**EXERCISE**
Work out how many lines have "utilisez" in them. Give only that number.

(Collection entries)

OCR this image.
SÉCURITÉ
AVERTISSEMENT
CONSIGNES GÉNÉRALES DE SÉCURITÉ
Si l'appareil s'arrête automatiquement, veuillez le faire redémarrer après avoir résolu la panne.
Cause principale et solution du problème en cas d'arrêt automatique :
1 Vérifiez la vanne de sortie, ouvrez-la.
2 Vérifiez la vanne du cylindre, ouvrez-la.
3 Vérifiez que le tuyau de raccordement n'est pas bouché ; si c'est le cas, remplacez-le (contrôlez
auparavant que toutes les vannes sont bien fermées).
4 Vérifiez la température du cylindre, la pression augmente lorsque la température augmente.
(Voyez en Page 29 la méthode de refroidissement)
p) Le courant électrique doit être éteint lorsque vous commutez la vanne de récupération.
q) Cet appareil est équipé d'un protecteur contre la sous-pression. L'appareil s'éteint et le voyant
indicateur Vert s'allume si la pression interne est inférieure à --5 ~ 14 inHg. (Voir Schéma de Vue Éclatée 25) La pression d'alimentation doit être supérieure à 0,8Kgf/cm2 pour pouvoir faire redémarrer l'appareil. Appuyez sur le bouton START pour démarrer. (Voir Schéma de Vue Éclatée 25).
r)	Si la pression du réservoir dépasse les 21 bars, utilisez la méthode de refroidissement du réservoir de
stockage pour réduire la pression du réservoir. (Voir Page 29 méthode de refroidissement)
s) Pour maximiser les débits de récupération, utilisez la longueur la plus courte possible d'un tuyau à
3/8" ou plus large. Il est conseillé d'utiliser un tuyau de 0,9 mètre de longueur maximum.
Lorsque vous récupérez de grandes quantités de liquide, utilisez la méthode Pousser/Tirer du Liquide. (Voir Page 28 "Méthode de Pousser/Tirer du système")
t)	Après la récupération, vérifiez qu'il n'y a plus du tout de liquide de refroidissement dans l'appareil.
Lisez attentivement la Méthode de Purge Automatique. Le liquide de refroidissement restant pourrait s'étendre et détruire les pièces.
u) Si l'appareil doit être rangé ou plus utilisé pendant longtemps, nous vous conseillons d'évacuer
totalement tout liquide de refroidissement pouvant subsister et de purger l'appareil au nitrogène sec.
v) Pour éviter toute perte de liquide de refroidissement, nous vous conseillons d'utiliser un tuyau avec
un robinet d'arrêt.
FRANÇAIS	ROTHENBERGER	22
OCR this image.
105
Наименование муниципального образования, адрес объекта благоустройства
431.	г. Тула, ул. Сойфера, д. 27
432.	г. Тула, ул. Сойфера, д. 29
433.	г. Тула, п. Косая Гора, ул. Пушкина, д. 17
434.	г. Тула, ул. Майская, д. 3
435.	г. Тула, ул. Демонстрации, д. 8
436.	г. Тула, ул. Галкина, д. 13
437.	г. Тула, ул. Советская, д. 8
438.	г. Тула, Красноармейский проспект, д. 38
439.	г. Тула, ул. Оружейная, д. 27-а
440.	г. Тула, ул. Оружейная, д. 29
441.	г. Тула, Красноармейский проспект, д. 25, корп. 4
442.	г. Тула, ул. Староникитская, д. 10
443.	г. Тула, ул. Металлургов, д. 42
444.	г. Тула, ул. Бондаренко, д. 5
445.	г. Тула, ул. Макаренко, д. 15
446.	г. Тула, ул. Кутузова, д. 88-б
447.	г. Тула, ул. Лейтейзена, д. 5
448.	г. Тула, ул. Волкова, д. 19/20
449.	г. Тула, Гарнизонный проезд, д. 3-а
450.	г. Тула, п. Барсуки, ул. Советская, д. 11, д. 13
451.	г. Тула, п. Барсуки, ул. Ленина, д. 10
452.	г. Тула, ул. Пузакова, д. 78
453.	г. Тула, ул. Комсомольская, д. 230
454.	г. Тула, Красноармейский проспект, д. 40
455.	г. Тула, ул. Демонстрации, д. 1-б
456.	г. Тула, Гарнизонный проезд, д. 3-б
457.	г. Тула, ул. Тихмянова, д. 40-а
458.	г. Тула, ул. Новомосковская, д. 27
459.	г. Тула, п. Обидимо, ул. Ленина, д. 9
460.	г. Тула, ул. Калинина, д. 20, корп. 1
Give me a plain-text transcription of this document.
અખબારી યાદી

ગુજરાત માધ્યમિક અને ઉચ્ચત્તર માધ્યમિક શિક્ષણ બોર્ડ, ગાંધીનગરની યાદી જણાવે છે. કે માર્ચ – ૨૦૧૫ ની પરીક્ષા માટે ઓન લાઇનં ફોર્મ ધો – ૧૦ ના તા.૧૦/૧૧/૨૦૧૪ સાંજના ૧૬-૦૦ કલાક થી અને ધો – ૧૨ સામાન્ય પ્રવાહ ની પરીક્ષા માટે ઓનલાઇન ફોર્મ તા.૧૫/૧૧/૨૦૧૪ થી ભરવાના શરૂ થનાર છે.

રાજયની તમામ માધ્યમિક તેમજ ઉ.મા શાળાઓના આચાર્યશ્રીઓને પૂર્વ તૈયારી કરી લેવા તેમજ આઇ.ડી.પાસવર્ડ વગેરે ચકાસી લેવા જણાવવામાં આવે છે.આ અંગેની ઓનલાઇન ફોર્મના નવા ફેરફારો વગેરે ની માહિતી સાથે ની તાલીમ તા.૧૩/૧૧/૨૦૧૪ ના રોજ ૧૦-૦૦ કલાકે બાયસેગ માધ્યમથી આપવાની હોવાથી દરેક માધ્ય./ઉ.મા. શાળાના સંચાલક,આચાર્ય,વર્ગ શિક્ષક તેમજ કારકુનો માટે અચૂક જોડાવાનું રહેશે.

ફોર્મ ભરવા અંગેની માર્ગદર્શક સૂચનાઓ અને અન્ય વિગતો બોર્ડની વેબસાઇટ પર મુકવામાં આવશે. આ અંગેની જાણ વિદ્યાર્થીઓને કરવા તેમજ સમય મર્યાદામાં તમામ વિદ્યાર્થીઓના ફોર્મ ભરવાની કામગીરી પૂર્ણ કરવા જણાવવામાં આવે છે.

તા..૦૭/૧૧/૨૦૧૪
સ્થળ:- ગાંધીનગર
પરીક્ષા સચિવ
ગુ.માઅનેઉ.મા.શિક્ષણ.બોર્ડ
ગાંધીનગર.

**RESULT FOR THIS TASK**
3